* **Excerpted records**:
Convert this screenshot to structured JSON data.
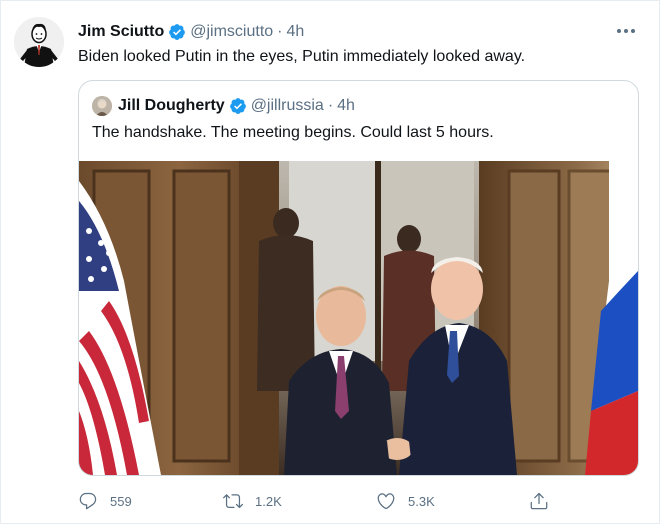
{
  "tweet": {
    "author_name": "Jim Sciutto",
    "handle": "@jimsciutto",
    "separator": "·",
    "time": "4h",
    "text": "Biden looked Putin in the eyes, Putin immediately looked away.",
    "more_icon": "more-horizontal-icon"
  },
  "quoted_tweet": {
    "author_name": "Jill Dougherty",
    "handle": "@jillrussia",
    "separator": "·",
    "time": "4h",
    "text": "The handshake. The meeting begins. Could last 5 hours."
  },
  "actions": {
    "reply_count": "559",
    "retweet_count": "1.2K",
    "like_count": "5.3K"
  },
  "colors": {
    "verified_blue": "#1d9bf0",
    "secondary_text": "#5b7083",
    "border": "#cfd9de"
  }
}
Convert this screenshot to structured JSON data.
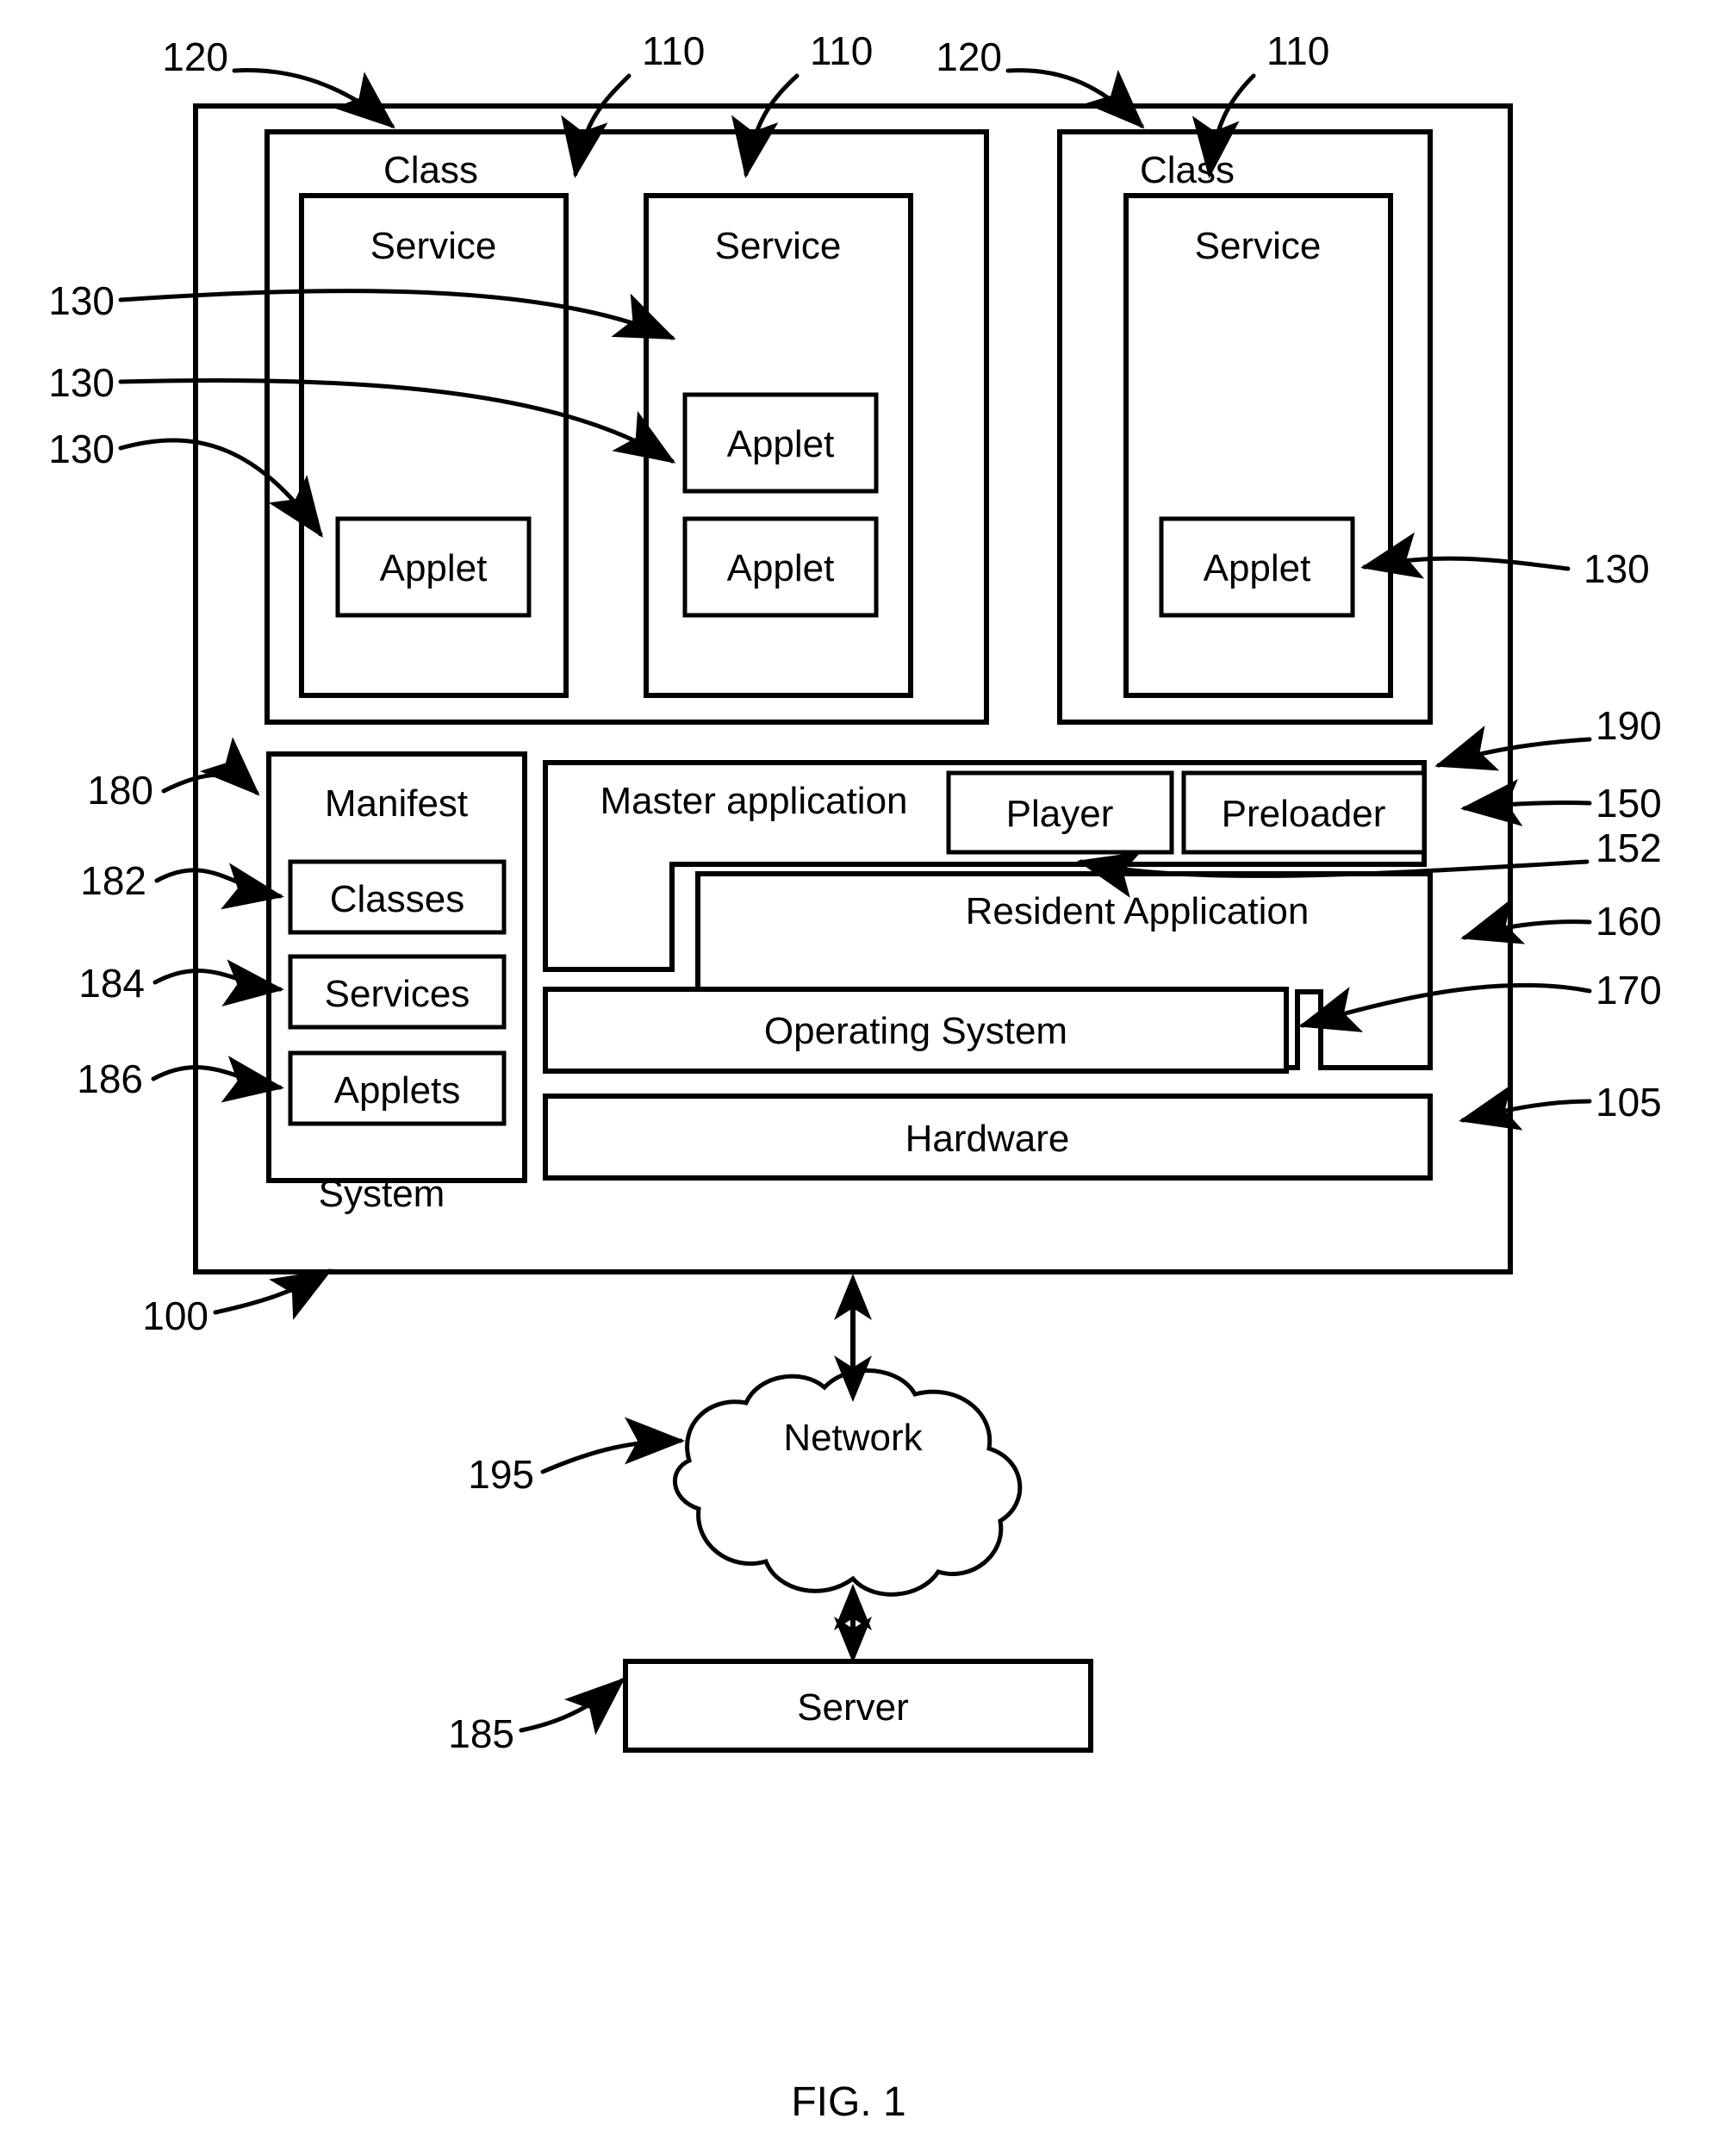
{
  "figure": {
    "caption": "FIG. 1"
  },
  "diagram": {
    "type": "patent-block-diagram",
    "system": {
      "label": "System",
      "ref": "100"
    },
    "class_groups": [
      {
        "label": "Class",
        "ref": "120",
        "services": [
          {
            "label": "Service",
            "ref": "110",
            "applets": [
              {
                "label": "Applet",
                "ref": "130"
              }
            ]
          },
          {
            "label": "Service",
            "ref": "110",
            "applets": [
              {
                "label": "Applet",
                "ref": "130"
              },
              {
                "label": "Applet",
                "ref": "130"
              }
            ]
          }
        ]
      },
      {
        "label": "Class",
        "ref": "120",
        "services": [
          {
            "label": "Service",
            "ref": "110",
            "applets": [
              {
                "label": "Applet",
                "ref": "130"
              }
            ]
          }
        ]
      }
    ],
    "manifest": {
      "label": "Manifest",
      "ref": "180",
      "entries": [
        {
          "label": "Classes",
          "ref": "182"
        },
        {
          "label": "Services",
          "ref": "184"
        },
        {
          "label": "Applets",
          "ref": "186"
        }
      ]
    },
    "stack": {
      "master_application": {
        "label": "Master application",
        "ref": "190"
      },
      "player": {
        "label": "Player",
        "ref": "152"
      },
      "preloader": {
        "label": "Preloader",
        "ref": "150"
      },
      "resident_application": {
        "label": "Resident Application",
        "ref": "160"
      },
      "operating_system": {
        "label": "Operating System",
        "ref": "170"
      },
      "hardware": {
        "label": "Hardware",
        "ref": "105"
      }
    },
    "network": {
      "label": "Network",
      "ref": "195"
    },
    "server": {
      "label": "Server",
      "ref": "185"
    }
  }
}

* **Stated exercise**:
Pictures are to be left out; all else in the entries above is to be quoted exactly.

* **Solution to this exercise**:
Convert this screenshot to structured JSON data.
{
  "tweet": {
    "author_name": "Jim Sciutto",
    "handle": "@jimsciutto",
    "separator": "·",
    "time": "4h",
    "text": "Biden looked Putin in the eyes, Putin immediately looked away.",
    "more_icon": "more-horizontal-icon"
  },
  "quoted_tweet": {
    "author_name": "Jill Dougherty",
    "handle": "@jillrussia",
    "separator": "·",
    "time": "4h",
    "text": "The handshake. The meeting begins. Could last 5 hours."
  },
  "actions": {
    "reply_count": "559",
    "retweet_count": "1.2K",
    "like_count": "5.3K"
  },
  "colors": {
    "verified_blue": "#1d9bf0",
    "secondary_text": "#5b7083",
    "border": "#cfd9de"
  }
}
Convert this screenshot to structured JSON data.
{
  "figure": {
    "caption": "FIG. 1"
  },
  "diagram": {
    "type": "patent-block-diagram",
    "system": {
      "label": "System",
      "ref": "100"
    },
    "class_groups": [
      {
        "label": "Class",
        "ref": "120",
        "services": [
          {
            "label": "Service",
            "ref": "110",
            "applets": [
              {
                "label": "Applet",
                "ref": "130"
              }
            ]
          },
          {
            "label": "Service",
            "ref": "110",
            "applets": [
              {
                "label": "Applet",
                "ref": "130"
              },
              {
                "label": "Applet",
                "ref": "130"
              }
            ]
          }
        ]
      },
      {
        "label": "Class",
        "ref": "120",
        "services": [
          {
            "label": "Service",
            "ref": "110",
            "applets": [
              {
                "label": "Applet",
                "ref": "130"
              }
            ]
          }
        ]
      }
    ],
    "manifest": {
      "label": "Manifest",
      "ref": "180",
      "entries": [
        {
          "label": "Classes",
          "ref": "182"
        },
        {
          "label": "Services",
          "ref": "184"
        },
        {
          "label": "Applets",
          "ref": "186"
        }
      ]
    },
    "stack": {
      "master_application": {
        "label": "Master application",
        "ref": "190"
      },
      "player": {
        "label": "Player",
        "ref": "152"
      },
      "preloader": {
        "label": "Preloader",
        "ref": "150"
      },
      "resident_application": {
        "label": "Resident Application",
        "ref": "160"
      },
      "operating_system": {
        "label": "Operating System",
        "ref": "170"
      },
      "hardware": {
        "label": "Hardware",
        "ref": "105"
      }
    },
    "network": {
      "label": "Network",
      "ref": "195"
    },
    "server": {
      "label": "Server",
      "ref": "185"
    }
  }
}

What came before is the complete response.